**Your instructions:**
Work through the material below line by line and say how many lines include the word "Takhteh". Only the number, please.

▬▬▬▬▬▬

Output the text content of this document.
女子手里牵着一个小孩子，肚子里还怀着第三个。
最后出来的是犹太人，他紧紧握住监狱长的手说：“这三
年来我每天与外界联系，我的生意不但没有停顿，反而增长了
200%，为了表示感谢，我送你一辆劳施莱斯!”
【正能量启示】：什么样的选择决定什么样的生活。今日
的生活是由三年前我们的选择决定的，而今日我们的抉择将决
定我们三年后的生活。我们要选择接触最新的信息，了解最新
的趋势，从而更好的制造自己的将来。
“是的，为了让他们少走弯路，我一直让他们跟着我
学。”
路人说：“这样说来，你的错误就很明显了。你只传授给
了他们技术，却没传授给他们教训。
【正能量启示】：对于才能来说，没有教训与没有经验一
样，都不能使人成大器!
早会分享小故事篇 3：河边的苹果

▬▬▬▬▬▬

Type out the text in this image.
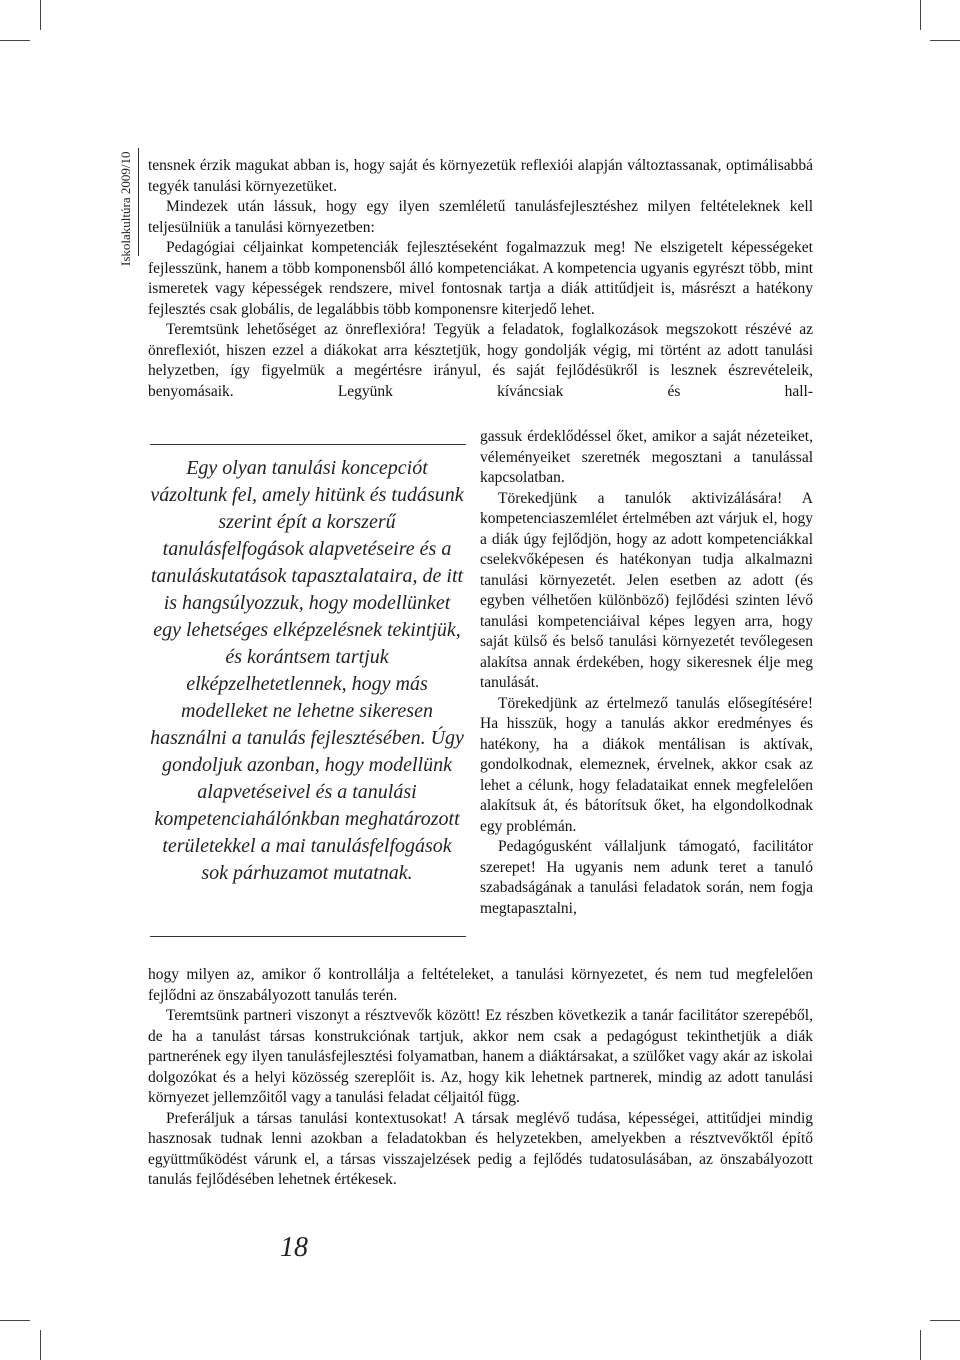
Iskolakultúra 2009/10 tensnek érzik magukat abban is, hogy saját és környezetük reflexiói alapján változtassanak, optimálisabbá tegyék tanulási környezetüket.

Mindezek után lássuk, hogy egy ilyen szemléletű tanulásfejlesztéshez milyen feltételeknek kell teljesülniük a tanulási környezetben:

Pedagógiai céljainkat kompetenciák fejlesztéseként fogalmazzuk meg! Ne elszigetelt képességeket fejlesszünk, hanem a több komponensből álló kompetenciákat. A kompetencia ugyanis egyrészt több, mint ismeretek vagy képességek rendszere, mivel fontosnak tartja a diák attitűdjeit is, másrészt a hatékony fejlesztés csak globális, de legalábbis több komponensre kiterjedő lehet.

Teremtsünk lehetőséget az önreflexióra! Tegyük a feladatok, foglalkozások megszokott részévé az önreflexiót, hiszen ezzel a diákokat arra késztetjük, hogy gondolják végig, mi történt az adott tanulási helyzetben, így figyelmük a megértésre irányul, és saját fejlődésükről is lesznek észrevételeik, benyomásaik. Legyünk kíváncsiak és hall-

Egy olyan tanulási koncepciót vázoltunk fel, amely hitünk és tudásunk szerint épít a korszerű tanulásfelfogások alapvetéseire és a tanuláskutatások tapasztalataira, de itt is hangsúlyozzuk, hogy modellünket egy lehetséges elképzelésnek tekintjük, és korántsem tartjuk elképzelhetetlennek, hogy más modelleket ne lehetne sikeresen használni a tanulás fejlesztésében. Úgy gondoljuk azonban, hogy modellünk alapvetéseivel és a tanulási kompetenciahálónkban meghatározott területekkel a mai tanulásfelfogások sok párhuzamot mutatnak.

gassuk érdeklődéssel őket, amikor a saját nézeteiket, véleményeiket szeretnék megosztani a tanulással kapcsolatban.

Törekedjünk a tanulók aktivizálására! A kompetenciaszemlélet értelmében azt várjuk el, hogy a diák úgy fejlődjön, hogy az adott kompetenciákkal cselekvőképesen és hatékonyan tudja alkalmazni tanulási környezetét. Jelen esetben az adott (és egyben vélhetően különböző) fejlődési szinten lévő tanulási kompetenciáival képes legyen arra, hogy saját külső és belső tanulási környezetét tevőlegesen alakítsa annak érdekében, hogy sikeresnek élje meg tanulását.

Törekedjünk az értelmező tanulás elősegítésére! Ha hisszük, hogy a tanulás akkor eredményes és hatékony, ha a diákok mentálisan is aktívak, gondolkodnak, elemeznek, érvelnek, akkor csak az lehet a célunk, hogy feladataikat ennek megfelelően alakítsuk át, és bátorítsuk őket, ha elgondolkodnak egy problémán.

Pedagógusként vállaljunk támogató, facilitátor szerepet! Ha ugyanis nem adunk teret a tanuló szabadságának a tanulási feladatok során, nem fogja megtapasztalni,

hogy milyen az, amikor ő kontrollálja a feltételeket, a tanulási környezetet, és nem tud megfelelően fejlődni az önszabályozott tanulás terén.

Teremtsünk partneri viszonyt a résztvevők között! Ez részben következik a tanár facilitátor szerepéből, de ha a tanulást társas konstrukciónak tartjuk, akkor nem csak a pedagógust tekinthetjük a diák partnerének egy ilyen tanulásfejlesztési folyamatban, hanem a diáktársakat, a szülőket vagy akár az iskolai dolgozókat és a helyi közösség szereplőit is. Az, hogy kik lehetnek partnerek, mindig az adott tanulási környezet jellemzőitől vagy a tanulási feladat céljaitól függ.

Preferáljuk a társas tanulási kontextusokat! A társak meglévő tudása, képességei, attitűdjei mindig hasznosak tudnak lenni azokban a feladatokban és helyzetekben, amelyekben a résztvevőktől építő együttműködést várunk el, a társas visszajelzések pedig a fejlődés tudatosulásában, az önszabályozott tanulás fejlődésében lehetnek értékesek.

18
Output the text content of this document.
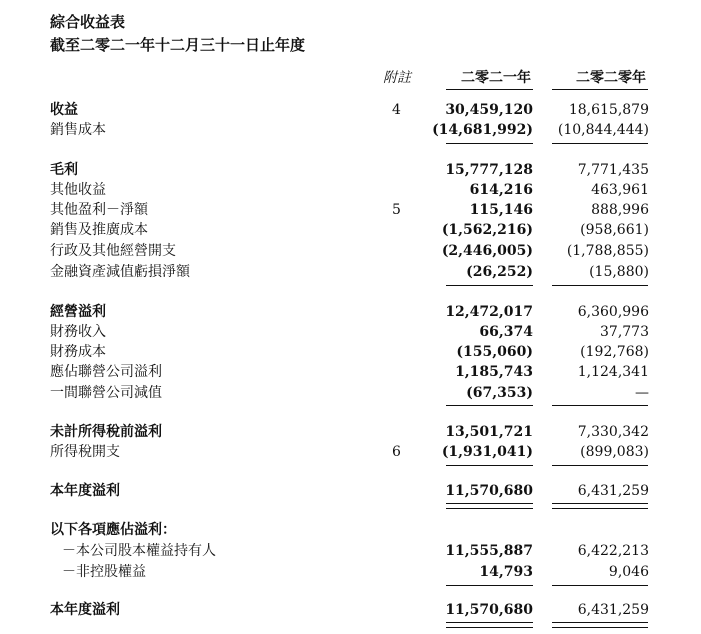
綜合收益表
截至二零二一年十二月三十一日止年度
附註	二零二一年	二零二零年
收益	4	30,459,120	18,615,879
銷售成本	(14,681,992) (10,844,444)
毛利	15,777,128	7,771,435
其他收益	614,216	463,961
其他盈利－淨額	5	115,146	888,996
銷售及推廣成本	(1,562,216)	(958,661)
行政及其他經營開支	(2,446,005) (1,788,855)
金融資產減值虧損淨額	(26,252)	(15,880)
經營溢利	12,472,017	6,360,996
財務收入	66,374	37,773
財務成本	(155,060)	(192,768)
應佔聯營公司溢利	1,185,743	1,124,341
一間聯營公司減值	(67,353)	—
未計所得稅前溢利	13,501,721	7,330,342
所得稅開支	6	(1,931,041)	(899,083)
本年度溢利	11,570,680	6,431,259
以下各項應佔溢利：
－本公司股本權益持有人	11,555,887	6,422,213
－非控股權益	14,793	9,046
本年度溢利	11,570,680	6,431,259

▬▬▬▬▬▬

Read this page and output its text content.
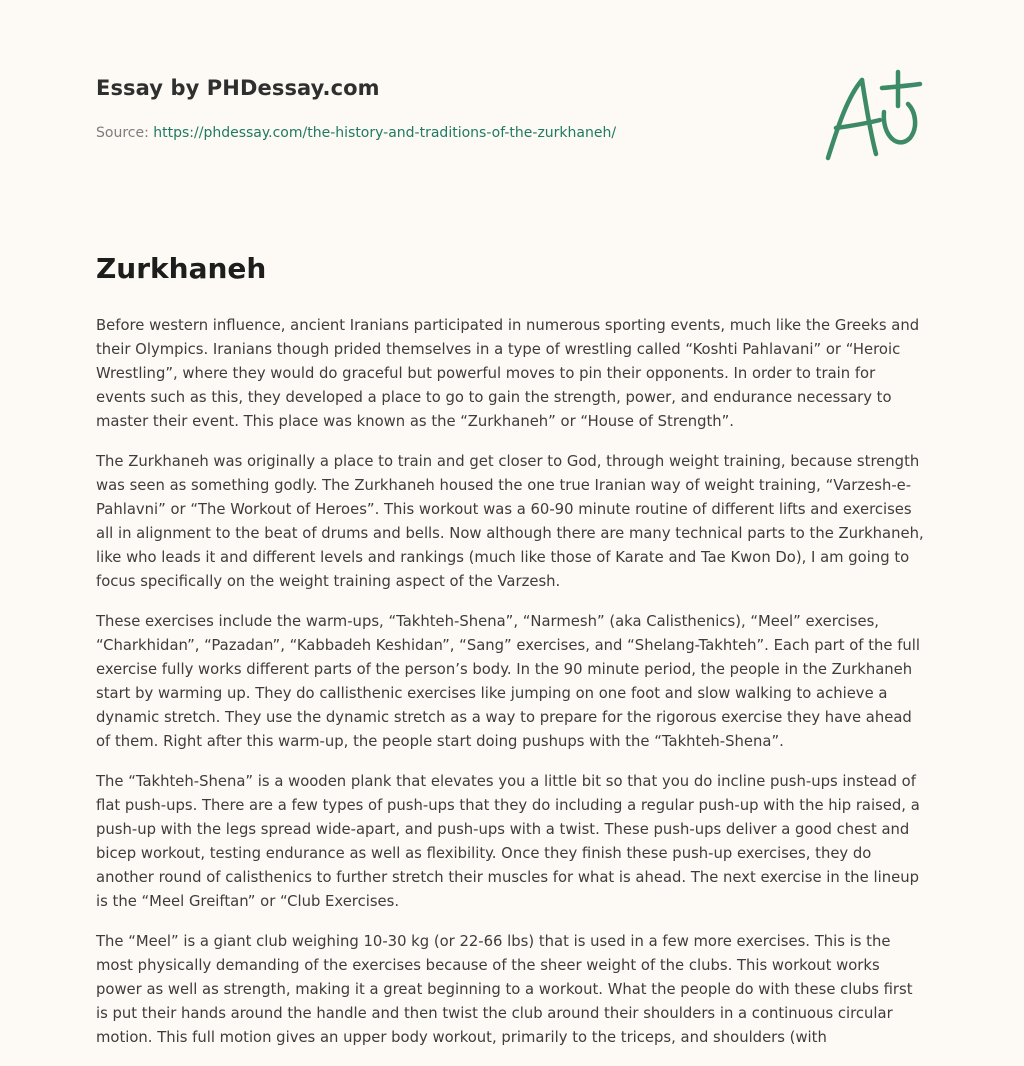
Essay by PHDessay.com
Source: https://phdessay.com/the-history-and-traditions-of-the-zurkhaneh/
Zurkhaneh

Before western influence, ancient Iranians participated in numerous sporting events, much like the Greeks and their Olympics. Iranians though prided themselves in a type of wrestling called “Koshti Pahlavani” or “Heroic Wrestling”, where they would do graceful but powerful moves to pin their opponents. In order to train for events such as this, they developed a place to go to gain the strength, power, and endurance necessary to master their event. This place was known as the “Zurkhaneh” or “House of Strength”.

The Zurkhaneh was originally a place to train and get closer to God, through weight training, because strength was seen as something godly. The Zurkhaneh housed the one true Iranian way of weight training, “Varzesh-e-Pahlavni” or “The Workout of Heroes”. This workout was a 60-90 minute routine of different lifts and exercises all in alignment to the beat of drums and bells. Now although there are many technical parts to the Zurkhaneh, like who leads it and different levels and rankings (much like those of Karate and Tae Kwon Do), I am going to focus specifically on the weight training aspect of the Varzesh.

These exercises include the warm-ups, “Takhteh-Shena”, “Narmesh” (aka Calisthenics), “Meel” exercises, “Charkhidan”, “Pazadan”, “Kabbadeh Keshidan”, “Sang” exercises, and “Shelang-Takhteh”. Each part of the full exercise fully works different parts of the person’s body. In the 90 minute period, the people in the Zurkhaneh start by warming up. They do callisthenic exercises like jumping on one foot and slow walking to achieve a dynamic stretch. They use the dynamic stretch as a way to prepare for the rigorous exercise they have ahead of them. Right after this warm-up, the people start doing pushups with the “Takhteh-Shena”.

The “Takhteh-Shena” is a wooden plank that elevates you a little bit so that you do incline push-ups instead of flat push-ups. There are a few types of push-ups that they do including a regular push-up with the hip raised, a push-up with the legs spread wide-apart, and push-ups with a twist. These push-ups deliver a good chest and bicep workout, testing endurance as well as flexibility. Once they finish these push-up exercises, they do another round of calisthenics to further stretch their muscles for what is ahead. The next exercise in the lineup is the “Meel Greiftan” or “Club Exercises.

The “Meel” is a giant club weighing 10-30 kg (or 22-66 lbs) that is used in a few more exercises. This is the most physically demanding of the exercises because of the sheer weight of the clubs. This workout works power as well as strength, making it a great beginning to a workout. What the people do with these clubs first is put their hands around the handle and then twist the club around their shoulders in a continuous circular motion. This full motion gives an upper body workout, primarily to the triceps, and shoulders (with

▬▬▬▬▬▬

**Full response:**
2